[Chart and figure data]
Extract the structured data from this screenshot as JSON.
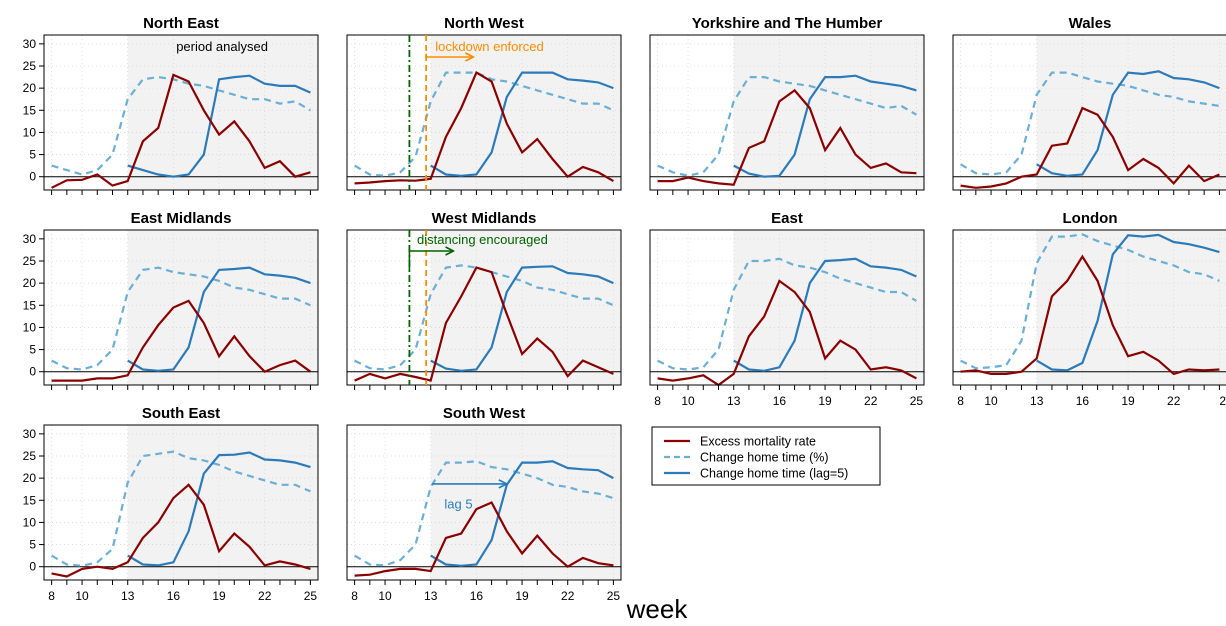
{
  "chart_data": {
    "type": "line",
    "xlabel": "week",
    "x": [
      8,
      9,
      10,
      11,
      12,
      13,
      14,
      15,
      16,
      17,
      18,
      19,
      20,
      21,
      22,
      23,
      24,
      25
    ],
    "x_ticks": [
      8,
      10,
      13,
      16,
      19,
      22,
      25
    ],
    "y_ticks": [
      0,
      5,
      10,
      15,
      20,
      25,
      30
    ],
    "ylim": [
      -3,
      32
    ],
    "xlim": [
      7.5,
      25.5
    ],
    "analysed_period": [
      13,
      25.5
    ],
    "lag_x": [
      13,
      14,
      15,
      16,
      17,
      18,
      19,
      20,
      21,
      22,
      23,
      24,
      25
    ],
    "colors": {
      "mortality": "#8b0000",
      "home": "#6baed6",
      "lag": "#2b7bba",
      "lockdown": "#ff8c00",
      "distancing": "#006400",
      "shade": "#f2f2f2"
    },
    "legend": {
      "items": [
        {
          "label": "Excess mortality rate",
          "key": "mortality",
          "dash": false
        },
        {
          "label": "Change home time (%)",
          "key": "home",
          "dash": true
        },
        {
          "label": "Change home time (lag=5)",
          "key": "lag",
          "dash": false
        }
      ]
    },
    "annotations": {
      "period": "period analysed",
      "lockdown": "lockdown enforced",
      "distancing": "distancing encouraged",
      "lag": "lag 5",
      "lockdown_week": 12.7,
      "distancing_week": 11.6
    },
    "panels": [
      {
        "title": "North East",
        "mortality": [
          -2.5,
          -0.8,
          -0.7,
          0.5,
          -2,
          -1,
          8,
          11,
          23,
          21.5,
          15,
          9.5,
          12.5,
          8,
          2,
          3.5,
          0,
          1
        ],
        "home": [
          2.5,
          1.5,
          0.5,
          1.5,
          5,
          17.5,
          22,
          22.5,
          22,
          21,
          20.5,
          19.5,
          18.5,
          17.5,
          17.5,
          16.5,
          17,
          15
        ],
        "lag": [
          2.5,
          1.5,
          0.5,
          0,
          0.5,
          5,
          22,
          22.5,
          22.8,
          21,
          20.5,
          20.5,
          19
        ]
      },
      {
        "title": "North West",
        "mortality": [
          -1.5,
          -1.3,
          -1,
          -0.8,
          -0.9,
          -0.5,
          9,
          15.5,
          23.5,
          21.5,
          12,
          5.5,
          8.5,
          4,
          0,
          2.2,
          1,
          -1
        ],
        "home": [
          2.5,
          0.5,
          0.2,
          1,
          4.5,
          17,
          23.5,
          23.5,
          23.5,
          22,
          21.5,
          20.5,
          19.5,
          18.5,
          17.5,
          16.5,
          16.5,
          15
        ],
        "lag": [
          2.5,
          0.5,
          0.2,
          0.5,
          5.5,
          18,
          23.5,
          23.5,
          23.5,
          22,
          21.7,
          21.3,
          20
        ]
      },
      {
        "title": "Yorkshire and The Humber",
        "mortality": [
          -1,
          -1,
          -0.2,
          -1,
          -1.5,
          -1.8,
          6.5,
          8,
          17,
          19.5,
          15.5,
          6,
          11,
          5,
          2,
          3,
          1,
          0.8
        ],
        "home": [
          2.5,
          1,
          0.2,
          1,
          5,
          17,
          22.5,
          22.5,
          21.5,
          21,
          20.5,
          19.5,
          18.5,
          17.5,
          16.5,
          15.5,
          16,
          14
        ],
        "lag": [
          2.5,
          0.7,
          0,
          0.2,
          5,
          17.5,
          22.5,
          22.5,
          22.8,
          21.5,
          21,
          20.5,
          19.5
        ]
      },
      {
        "title": "Wales",
        "mortality": [
          -2,
          -2.5,
          -2.2,
          -1.5,
          0,
          0.5,
          7,
          7.5,
          15.5,
          14,
          9,
          1.5,
          4,
          2,
          -1.5,
          2.5,
          -1,
          0.5
        ],
        "home": [
          2.8,
          0.8,
          0.5,
          1,
          5,
          18.5,
          23.5,
          23.5,
          22.5,
          21.5,
          21,
          20.5,
          19.5,
          18.5,
          18,
          17,
          16.5,
          16
        ],
        "lag": [
          2.8,
          0.8,
          0.2,
          0.5,
          6,
          18.5,
          23.5,
          23.2,
          23.8,
          22.3,
          22,
          21.3,
          20
        ]
      },
      {
        "title": "East Midlands",
        "mortality": [
          -2,
          -2,
          -2,
          -1.5,
          -1.5,
          -0.8,
          5.5,
          10.5,
          14.5,
          16,
          11,
          3.5,
          8,
          3.5,
          0,
          1.5,
          2.5,
          0
        ],
        "home": [
          2.5,
          0.8,
          0.5,
          1.5,
          5,
          18,
          23,
          23.5,
          22.5,
          22,
          21.5,
          20.5,
          19,
          18.5,
          17.5,
          16.5,
          16.5,
          15
        ],
        "lag": [
          2.5,
          0.5,
          0.2,
          0.5,
          5.5,
          18,
          23,
          23.2,
          23.5,
          22,
          21.7,
          21.2,
          20
        ]
      },
      {
        "title": "West Midlands",
        "mortality": [
          -2,
          -0.5,
          -1.5,
          -0.5,
          -1.2,
          -2,
          11,
          17,
          23.5,
          22.5,
          13,
          4,
          7.5,
          4.5,
          -1,
          2.5,
          1,
          -0.5
        ],
        "home": [
          2.5,
          0.8,
          0.5,
          1.5,
          5,
          17.5,
          23.5,
          24,
          23.5,
          22.5,
          21.5,
          20.5,
          19,
          18.5,
          17.5,
          16.5,
          16.5,
          15
        ],
        "lag": [
          2.5,
          0.7,
          0.2,
          0.5,
          5.5,
          18,
          23.5,
          23.7,
          23.8,
          22.3,
          22,
          21.5,
          20
        ]
      },
      {
        "title": "East",
        "mortality": [
          -1.5,
          -2,
          -1.5,
          -0.8,
          -3,
          -0.5,
          8,
          12.5,
          20.5,
          18,
          13.5,
          3,
          7,
          5,
          0.5,
          1,
          0.3,
          -1.5
        ],
        "home": [
          2.5,
          0.8,
          0.5,
          1,
          5,
          18.5,
          25,
          25,
          25.5,
          24,
          23.5,
          22.5,
          21,
          20,
          19,
          18,
          18,
          16
        ],
        "lag": [
          2.5,
          0.5,
          0.2,
          1,
          7,
          20,
          25,
          25.2,
          25.5,
          23.8,
          23.5,
          23,
          21.5
        ]
      },
      {
        "title": "London",
        "mortality": [
          0,
          0.3,
          -0.5,
          -0.5,
          0,
          3,
          17,
          20.5,
          26,
          20.5,
          10.5,
          3.5,
          4.5,
          2.5,
          -0.5,
          0.5,
          0.3,
          0.5
        ],
        "home": [
          2.5,
          0.8,
          1,
          1.5,
          7,
          24.5,
          30.5,
          30.5,
          31,
          29.5,
          28.5,
          27.5,
          26,
          25,
          24,
          22.5,
          22,
          20.5
        ],
        "lag": [
          2.5,
          0.5,
          0.3,
          2,
          11.5,
          26.5,
          30.8,
          30.5,
          30.9,
          29.3,
          28.8,
          28,
          27
        ]
      },
      {
        "title": "South East",
        "mortality": [
          -1.5,
          -2.2,
          -0.5,
          0,
          -0.5,
          1,
          6.5,
          10,
          15.5,
          18.5,
          14,
          3.5,
          7.5,
          4.5,
          0.3,
          1.2,
          0.5,
          -0.5
        ],
        "home": [
          2.5,
          0.5,
          0.2,
          1,
          4,
          19,
          25,
          25.5,
          26,
          24.5,
          24,
          23,
          21.5,
          20.5,
          19.5,
          18.5,
          18.5,
          17
        ],
        "lag": [
          2.5,
          0.5,
          0.3,
          1,
          8,
          21,
          25.2,
          25.3,
          25.8,
          24.2,
          24,
          23.5,
          22.5
        ]
      },
      {
        "title": "South West",
        "mortality": [
          -2,
          -1.8,
          -1,
          -0.5,
          -0.5,
          -1,
          6.5,
          7.5,
          13,
          14.5,
          8,
          3,
          7,
          3,
          0,
          2,
          0.8,
          0.3
        ],
        "home": [
          2.5,
          0.5,
          0.3,
          1.5,
          5,
          18,
          23.5,
          23.5,
          23.8,
          22.5,
          22,
          21,
          20,
          18.5,
          18,
          17,
          16.5,
          15.5
        ],
        "lag": [
          2.5,
          0.5,
          0.2,
          0.5,
          6,
          18.5,
          23.5,
          23.5,
          23.8,
          22.3,
          22,
          21.8,
          20
        ]
      }
    ]
  }
}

EXERCISE DESCRIPTION.
Your answer should be a single number: the count of lines in the entries that contain the word "time".

OUTPUT BELOW.
2